- _SET EXERCISE_: Write out each line beneath this one exactly as it reads.
>> Begin DATA SUPPLIED
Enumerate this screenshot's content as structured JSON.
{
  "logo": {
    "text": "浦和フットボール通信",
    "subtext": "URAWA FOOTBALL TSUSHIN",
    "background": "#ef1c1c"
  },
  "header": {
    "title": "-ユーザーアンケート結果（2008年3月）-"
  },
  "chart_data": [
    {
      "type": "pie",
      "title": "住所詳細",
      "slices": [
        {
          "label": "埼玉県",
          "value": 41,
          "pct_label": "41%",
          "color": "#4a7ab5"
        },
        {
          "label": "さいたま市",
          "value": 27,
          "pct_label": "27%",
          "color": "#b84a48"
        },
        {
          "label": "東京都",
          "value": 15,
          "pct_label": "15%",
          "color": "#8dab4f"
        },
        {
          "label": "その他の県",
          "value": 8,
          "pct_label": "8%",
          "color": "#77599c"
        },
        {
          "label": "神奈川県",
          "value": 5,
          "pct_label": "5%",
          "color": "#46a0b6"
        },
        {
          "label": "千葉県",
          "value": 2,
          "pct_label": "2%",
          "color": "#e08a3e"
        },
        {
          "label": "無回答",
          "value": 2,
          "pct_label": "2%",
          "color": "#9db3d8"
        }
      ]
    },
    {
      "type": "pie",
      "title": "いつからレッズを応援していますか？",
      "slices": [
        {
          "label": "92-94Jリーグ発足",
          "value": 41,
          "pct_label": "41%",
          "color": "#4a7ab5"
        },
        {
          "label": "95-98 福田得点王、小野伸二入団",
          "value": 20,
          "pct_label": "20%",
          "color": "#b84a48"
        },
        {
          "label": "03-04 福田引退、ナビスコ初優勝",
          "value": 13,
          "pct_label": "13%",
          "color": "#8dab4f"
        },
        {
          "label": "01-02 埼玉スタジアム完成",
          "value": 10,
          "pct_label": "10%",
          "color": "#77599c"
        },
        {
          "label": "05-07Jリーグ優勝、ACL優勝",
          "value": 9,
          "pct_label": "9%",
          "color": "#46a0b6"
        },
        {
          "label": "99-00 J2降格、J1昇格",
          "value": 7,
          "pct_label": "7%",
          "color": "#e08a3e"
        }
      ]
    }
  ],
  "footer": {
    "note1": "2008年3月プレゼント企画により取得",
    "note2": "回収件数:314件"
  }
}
>> End DATA SUPPLIED
- _THE COMPLETED TASK_:
Enumerate this screenshot's content as structured JSON.
{
  "logo": {
    "text": "浦和フットボール通信",
    "subtext": "URAWA FOOTBALL TSUSHIN",
    "background": "#ef1c1c"
  },
  "header": {
    "title": "-ユーザーアンケート結果（2008年3月）-"
  },
  "chart_data": [
    {
      "type": "pie",
      "title": "住所詳細",
      "slices": [
        {
          "label": "埼玉県",
          "value": 41,
          "pct_label": "41%",
          "color": "#4a7ab5"
        },
        {
          "label": "さいたま市",
          "value": 27,
          "pct_label": "27%",
          "color": "#b84a48"
        },
        {
          "label": "東京都",
          "value": 15,
          "pct_label": "15%",
          "color": "#8dab4f"
        },
        {
          "label": "その他の県",
          "value": 8,
          "pct_label": "8%",
          "color": "#77599c"
        },
        {
          "label": "神奈川県",
          "value": 5,
          "pct_label": "5%",
          "color": "#46a0b6"
        },
        {
          "label": "千葉県",
          "value": 2,
          "pct_label": "2%",
          "color": "#e08a3e"
        },
        {
          "label": "無回答",
          "value": 2,
          "pct_label": "2%",
          "color": "#9db3d8"
        }
      ]
    },
    {
      "type": "pie",
      "title": "いつからレッズを応援していますか？",
      "slices": [
        {
          "label": "92-94Jリーグ発足",
          "value": 41,
          "pct_label": "41%",
          "color": "#4a7ab5"
        },
        {
          "label": "95-98 福田得点王、小野伸二入団",
          "value": 20,
          "pct_label": "20%",
          "color": "#b84a48"
        },
        {
          "label": "03-04 福田引退、ナビスコ初優勝",
          "value": 13,
          "pct_label": "13%",
          "color": "#8dab4f"
        },
        {
          "label": "01-02 埼玉スタジアム完成",
          "value": 10,
          "pct_label": "10%",
          "color": "#77599c"
        },
        {
          "label": "05-07Jリーグ優勝、ACL優勝",
          "value": 9,
          "pct_label": "9%",
          "color": "#46a0b6"
        },
        {
          "label": "99-00 J2降格、J1昇格",
          "value": 7,
          "pct_label": "7%",
          "color": "#e08a3e"
        }
      ]
    }
  ],
  "footer": {
    "note1": "2008年3月プレゼント企画により取得",
    "note2": "回収件数:314件"
  }
}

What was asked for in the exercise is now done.